_MATERIAL FOR THIS EXERCISE_
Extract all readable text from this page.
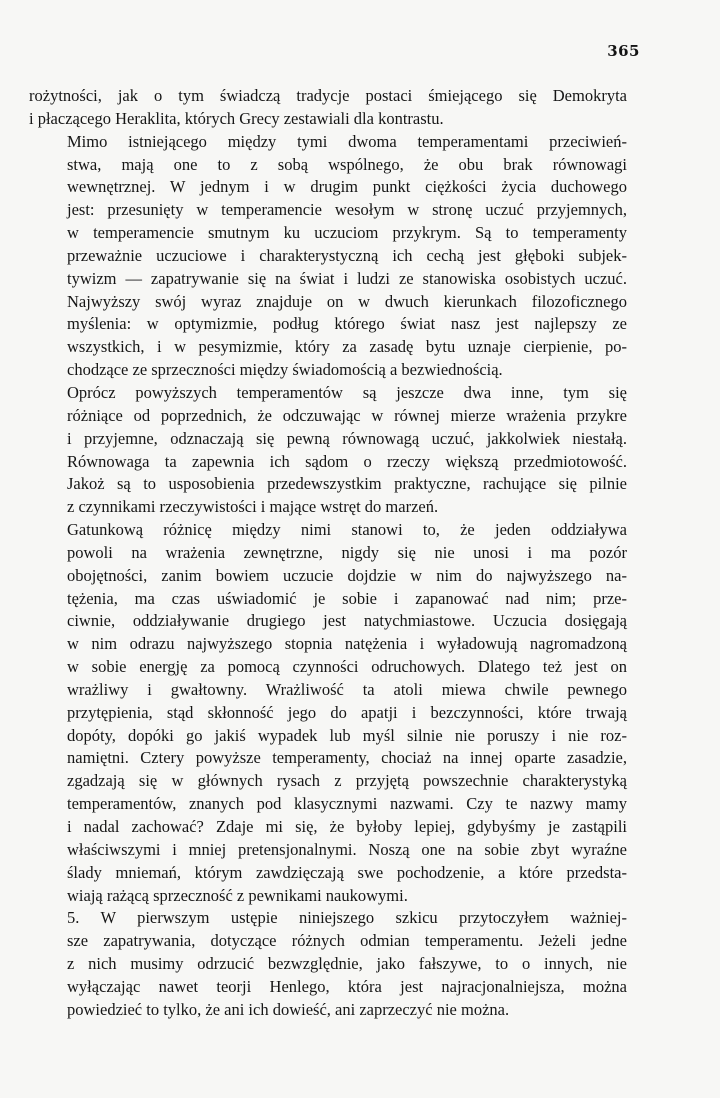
365

rożytności, jak o tym świadczą tradycje postaci śmiejącego się Demokryta
i płaczącego Heraklita, których Grecy zestawiali dla kontrastu.

Mimo istniejącego między tymi dwoma temperamentami przeciwień-
stwa, mają one to z sobą wspólnego, że obu brak równowagi
wewnętrznej. W jednym i w drugim punkt ciężkości życia duchowego
jest: przesunięty w temperamencie wesołym w stronę uczuć przyjemnych,
w temperamencie smutnym ku uczuciom przykrym. Są to temperamenty
przeważnie uczuciowe i charakterystyczną ich cechą jest głęboki subjek-
tywizm — zapatrywanie się na świat i ludzi ze stanowiska osobistych uczuć.
Najwyższy swój wyraz znajduje on w dwuch kierunkach filozoficznego
myślenia: w optymizmie, podług którego świat nasz jest najlepszy ze
wszystkich, i w pesymizmie, który za zasadę bytu uznaje cierpienie, po-
chodzące ze sprzeczności między świadomością a bezwiednością.

Oprócz powyższych temperamentów są jeszcze dwa inne, tym się
różniące od poprzednich, że odczuwając w równej mierze wrażenia przykre
i przyjemne, odznaczają się pewną równowagą uczuć, jakkolwiek niestałą.
Równowaga ta zapewnia ich sądom o rzeczy większą przedmiotowość.
Jakoż są to usposobienia przedewszystkim praktyczne, rachujące się pilnie
z czynnikami rzeczywistości i mające wstręt do marzeń.

Gatunkową różnicę między nimi stanowi to, że jeden oddziaływa
powoli na wrażenia zewnętrzne, nigdy się nie unosi i ma pozór
obojętności, zanim bowiem uczucie dojdzie w nim do najwyższego na-
tężenia, ma czas uświadomić je sobie i zapanować nad nim; prze-
ciwnie, oddziaływanie drugiego jest natychmiastowe. Uczucia dosięgają
w nim odrazu najwyższego stopnia natężenia i wyładowują nagromadzoną
w sobie energję za pomocą czynności odruchowych. Dlatego też jest on
wrażliwy i gwałtowny. Wrażliwość ta atoli miewa chwile pewnego
przytępienia, stąd skłonność jego do apatji i bezczynności, które trwają
dopóty, dopóki go jakiś wypadek lub myśl silnie nie poruszy i nie roz-
namiętni. Cztery powyższe temperamenty, chociaż na innej oparte zasadzie,
zgadzają się w głównych rysach z przyjętą powszechnie charakterystyką
temperamentów, znanych pod klasycznymi nazwami. Czy te nazwy mamy
i nadal zachować? Zdaje mi się, że byłoby lepiej, gdybyśmy je zastąpili
właściwszymi i mniej pretensjonalnymi. Noszą one na sobie zbyt wyraźne
ślady mniemań, którym zawdzięczają swe pochodzenie, a które przedsta-
wiają rażącą sprzeczność z pewnikami naukowymi.

5. W pierwszym ustępie niniejszego szkicu przytoczyłem ważniej-
sze zapatrywania, dotyczące różnych odmian temperamentu. Jeżeli jedne
z nich musimy odrzucić bezwzględnie, jako fałszywe, to o innych, nie
wyłączając nawet teorji Henlego, która jest najracjonalniejsza, można
powiedzieć to tylko, że ani ich dowieść, ani zaprzeczyć nie można.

_AIM_
Among the entries, how many lines include the word "świat"? Answer with a single number and nothing further.

_ANSWER TO THIS PROBLEM_
2